[Excerpted text]:

Alice Springs: Araluen Cultural Precinct

Albert Namatjira Gallery

The Albert Namatjira Gallery is found inside the Araluen Arts Centre.

The gallery is named after the Aboriginal watercolourist Albert Namatjira who began painting during the 1930s. 

Namatjira was the first Aboriginal artist from Central Australia to be recognised nationally and internationally for the way his works captured the light, colour, beauty and essence of Central Australia.

The gallery showcases Namatjira's watercolours, along with works by his contemporaries and the subsequent generations of watercolourists who have continued his tradition. 

This gallery also provides an insight to the diversity, evolution and innovation of Aboriginal art from Central Australia. 

It includes works from the following collections:

  • Araluen Art Collection 
  • Rex Battarbee Collection owned by the Museum and Art Gallery of the Northern Territory 
  • Ngurratjuta Pmara Ntjarra Aboriginal Corporation Collection 
  • Papunya School Collection 
  • Warlukurlangu Collection 
  • Keringke Arts Collection.

A key feature is important Papunya boards from the early 1970s, which mark the beginning of the Western Desert art movement. These reflect major developments in contemporary Aboriginal art.

[Listed entries]:
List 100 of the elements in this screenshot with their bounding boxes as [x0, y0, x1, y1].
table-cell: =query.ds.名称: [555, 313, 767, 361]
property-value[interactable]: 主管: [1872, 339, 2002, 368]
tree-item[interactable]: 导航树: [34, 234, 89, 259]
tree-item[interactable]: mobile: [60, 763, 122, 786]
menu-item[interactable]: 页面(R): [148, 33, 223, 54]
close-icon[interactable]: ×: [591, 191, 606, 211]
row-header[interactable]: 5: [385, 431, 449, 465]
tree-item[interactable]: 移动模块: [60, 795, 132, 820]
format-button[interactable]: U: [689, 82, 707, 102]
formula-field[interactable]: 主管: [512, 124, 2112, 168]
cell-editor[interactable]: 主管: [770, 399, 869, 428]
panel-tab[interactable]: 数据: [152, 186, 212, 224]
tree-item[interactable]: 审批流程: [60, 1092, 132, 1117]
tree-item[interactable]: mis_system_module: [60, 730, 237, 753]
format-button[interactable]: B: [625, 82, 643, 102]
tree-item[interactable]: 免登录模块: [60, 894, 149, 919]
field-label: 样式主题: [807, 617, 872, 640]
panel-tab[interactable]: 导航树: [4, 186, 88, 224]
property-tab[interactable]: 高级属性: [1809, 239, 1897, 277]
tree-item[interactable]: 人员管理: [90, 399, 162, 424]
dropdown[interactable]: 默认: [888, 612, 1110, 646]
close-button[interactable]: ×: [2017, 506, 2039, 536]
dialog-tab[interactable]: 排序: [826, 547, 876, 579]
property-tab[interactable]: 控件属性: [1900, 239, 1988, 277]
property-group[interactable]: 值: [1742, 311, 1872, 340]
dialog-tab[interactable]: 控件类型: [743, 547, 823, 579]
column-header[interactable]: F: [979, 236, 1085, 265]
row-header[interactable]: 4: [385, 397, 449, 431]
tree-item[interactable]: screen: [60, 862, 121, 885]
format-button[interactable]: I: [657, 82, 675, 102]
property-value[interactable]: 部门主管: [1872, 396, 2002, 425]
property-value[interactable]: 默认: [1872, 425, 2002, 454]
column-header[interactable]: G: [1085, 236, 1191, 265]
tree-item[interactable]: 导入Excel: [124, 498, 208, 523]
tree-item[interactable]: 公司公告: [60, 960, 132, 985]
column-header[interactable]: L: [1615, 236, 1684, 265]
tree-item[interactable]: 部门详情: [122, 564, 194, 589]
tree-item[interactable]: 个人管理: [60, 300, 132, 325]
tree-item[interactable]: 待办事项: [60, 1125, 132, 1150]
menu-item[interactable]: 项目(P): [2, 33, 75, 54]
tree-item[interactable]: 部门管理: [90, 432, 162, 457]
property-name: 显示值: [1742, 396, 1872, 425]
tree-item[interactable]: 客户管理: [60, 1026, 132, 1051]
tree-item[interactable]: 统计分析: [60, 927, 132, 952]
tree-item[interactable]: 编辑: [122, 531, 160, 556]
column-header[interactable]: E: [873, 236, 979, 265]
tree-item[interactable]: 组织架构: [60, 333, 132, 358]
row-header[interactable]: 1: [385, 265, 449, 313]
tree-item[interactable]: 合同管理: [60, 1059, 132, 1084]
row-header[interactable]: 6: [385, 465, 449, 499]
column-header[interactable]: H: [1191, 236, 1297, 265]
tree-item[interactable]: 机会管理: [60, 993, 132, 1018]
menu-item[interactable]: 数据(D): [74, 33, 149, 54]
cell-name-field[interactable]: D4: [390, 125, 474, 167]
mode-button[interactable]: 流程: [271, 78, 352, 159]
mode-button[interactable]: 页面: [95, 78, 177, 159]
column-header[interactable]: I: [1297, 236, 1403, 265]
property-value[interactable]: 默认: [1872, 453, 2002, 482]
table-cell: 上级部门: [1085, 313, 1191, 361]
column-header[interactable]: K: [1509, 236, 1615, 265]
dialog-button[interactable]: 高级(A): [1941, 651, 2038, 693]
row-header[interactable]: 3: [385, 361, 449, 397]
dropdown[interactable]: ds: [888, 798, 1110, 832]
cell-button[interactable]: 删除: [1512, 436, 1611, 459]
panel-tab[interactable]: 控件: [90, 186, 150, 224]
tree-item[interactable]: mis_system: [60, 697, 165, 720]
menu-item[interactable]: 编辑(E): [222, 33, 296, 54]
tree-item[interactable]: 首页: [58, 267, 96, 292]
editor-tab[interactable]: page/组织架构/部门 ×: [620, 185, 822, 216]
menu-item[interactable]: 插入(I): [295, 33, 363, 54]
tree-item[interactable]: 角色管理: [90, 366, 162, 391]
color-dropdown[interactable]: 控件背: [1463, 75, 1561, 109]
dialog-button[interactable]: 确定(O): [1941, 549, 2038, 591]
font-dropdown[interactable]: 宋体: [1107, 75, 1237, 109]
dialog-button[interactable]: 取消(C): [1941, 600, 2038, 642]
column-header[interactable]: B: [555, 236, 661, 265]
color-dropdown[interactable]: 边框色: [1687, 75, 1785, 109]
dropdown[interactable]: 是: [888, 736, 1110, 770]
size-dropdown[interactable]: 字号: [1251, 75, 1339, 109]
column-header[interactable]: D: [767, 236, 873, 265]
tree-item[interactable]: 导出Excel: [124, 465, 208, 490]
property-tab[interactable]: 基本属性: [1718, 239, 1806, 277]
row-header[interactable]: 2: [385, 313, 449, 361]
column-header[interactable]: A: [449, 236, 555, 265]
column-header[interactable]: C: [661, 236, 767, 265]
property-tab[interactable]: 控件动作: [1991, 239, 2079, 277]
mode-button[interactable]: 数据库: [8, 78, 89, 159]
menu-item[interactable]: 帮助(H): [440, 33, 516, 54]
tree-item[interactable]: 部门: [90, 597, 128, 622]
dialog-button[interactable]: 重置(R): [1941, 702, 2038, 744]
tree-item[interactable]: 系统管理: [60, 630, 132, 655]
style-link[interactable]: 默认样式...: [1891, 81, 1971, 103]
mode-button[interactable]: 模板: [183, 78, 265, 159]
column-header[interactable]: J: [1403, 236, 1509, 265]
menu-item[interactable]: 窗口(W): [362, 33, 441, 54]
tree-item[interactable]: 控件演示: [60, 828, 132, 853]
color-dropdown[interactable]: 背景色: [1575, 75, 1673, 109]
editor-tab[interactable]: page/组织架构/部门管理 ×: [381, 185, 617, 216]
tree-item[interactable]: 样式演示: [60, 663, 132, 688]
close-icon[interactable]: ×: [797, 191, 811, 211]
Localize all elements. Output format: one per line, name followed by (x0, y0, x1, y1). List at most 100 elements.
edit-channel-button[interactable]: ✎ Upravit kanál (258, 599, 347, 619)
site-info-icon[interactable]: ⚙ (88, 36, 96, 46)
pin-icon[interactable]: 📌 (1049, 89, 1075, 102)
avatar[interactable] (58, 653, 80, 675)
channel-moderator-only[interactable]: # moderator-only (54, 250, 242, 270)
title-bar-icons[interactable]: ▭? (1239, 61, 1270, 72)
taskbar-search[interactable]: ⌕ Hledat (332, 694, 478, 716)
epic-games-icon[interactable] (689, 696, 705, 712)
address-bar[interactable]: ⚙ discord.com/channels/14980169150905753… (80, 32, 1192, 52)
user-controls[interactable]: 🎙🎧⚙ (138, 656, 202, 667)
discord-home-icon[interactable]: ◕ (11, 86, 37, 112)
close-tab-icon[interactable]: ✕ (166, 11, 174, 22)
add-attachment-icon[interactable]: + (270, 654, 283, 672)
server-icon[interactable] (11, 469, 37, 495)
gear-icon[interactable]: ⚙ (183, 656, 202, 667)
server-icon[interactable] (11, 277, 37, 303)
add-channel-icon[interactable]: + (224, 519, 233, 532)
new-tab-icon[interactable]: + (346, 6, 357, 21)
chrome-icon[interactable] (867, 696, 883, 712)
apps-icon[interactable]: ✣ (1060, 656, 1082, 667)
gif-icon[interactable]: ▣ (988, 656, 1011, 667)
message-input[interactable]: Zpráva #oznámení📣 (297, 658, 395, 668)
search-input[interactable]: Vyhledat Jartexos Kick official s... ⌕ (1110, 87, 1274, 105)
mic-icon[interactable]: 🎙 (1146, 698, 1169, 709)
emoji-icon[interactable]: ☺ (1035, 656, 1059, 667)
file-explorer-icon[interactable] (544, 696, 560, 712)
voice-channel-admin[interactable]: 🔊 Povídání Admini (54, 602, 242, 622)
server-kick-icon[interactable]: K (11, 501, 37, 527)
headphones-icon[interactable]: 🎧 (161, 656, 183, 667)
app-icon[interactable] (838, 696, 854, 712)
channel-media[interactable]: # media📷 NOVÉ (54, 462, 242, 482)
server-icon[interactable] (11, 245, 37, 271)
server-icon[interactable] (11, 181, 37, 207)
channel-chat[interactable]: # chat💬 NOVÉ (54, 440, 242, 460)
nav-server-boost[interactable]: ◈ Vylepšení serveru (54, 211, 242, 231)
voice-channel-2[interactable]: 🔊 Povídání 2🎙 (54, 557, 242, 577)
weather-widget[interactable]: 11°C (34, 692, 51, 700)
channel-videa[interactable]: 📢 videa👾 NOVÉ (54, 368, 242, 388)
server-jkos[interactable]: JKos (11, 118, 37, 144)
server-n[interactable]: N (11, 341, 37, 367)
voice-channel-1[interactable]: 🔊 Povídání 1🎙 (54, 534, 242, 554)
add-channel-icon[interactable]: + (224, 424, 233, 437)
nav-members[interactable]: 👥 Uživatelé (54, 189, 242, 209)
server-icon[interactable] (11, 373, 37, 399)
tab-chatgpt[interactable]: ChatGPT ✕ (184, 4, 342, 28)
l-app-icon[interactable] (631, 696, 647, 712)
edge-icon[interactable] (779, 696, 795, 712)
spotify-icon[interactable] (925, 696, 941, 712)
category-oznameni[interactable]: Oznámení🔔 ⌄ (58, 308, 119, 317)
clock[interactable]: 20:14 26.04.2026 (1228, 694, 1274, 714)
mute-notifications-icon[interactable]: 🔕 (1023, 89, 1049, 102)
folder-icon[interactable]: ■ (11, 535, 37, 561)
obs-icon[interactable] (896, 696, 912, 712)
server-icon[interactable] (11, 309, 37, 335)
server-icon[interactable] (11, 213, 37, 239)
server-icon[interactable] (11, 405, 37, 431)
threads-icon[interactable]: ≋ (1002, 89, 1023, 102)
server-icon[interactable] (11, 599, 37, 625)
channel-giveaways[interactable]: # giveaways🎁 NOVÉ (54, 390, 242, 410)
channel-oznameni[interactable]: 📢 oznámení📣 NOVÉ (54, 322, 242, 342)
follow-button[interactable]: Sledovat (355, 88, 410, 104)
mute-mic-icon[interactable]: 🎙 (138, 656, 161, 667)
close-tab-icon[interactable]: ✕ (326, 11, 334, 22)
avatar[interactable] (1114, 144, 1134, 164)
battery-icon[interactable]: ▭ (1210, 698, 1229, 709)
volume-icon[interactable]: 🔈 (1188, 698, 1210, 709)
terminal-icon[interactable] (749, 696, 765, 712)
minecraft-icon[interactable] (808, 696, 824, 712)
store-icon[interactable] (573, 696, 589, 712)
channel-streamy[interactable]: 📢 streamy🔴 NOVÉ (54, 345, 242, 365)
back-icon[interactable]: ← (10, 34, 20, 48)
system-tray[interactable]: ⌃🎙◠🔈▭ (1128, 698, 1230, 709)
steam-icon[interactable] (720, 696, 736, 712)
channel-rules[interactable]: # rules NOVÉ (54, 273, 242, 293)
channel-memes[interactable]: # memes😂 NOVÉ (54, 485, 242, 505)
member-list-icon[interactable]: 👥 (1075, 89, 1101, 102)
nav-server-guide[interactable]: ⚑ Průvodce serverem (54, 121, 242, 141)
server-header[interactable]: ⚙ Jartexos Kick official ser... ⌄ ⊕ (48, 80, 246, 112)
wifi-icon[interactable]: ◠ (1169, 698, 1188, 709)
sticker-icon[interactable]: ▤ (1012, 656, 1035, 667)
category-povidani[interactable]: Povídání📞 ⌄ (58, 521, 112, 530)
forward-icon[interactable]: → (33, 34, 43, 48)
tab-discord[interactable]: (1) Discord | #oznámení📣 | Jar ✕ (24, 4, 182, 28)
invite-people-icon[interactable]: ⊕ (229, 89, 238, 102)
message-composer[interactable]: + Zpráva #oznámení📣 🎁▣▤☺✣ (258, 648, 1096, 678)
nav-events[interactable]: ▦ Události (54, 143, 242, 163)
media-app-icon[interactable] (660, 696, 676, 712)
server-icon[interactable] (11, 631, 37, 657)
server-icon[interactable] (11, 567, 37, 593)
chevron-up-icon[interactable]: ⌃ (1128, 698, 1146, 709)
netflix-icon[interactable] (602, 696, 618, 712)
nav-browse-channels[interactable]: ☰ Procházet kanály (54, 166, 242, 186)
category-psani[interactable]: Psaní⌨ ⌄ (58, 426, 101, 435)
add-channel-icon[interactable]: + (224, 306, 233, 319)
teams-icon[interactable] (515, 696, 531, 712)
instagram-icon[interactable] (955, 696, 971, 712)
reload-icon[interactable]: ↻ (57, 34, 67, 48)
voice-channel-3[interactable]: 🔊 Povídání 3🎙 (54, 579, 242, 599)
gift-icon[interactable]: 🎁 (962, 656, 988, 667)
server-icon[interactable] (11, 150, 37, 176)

[Requirement 1]:
Answer these about the Albert Namatjira Gallery text:
(a) Inside which building is the gallery found?
(b) In which decade did Albert Namatjira begin painting?
(c) What do the Papunya boards from the early 1970s mark the beginning of?
[Requirement 2]: Pick up the Albert Namatjira Gallery text after its final sentence and continue it.

[Written response 1]:
(a) The Araluen Arts Centre.
(b) The 1930s.
(c) The Western Desert art movement.

[Written response 2]:
Other works exhibited in the gallery include more recent contemporary Aboriginal art, including sculpture and acrylic paintings from a number of Central Australian Aboriginal communities.

These works show the energy and vibrancy of this art movement, supported by Aboriginal-owned art centres. Many of these works have been acquired from the annual Desert Mob exhibition, held at Araluen Arts Centre since 1991. 

The Albert Namatjira Gallery will give you a unique chance to see art from some of the most important Aboriginal art movements and contemporary Aboriginal artists from Central Australia.

The works exhibited show the diversity and richness of Aboriginal art from this region. It highlights the intimate knowledge held by the artists of the country, its stories and ceremonies.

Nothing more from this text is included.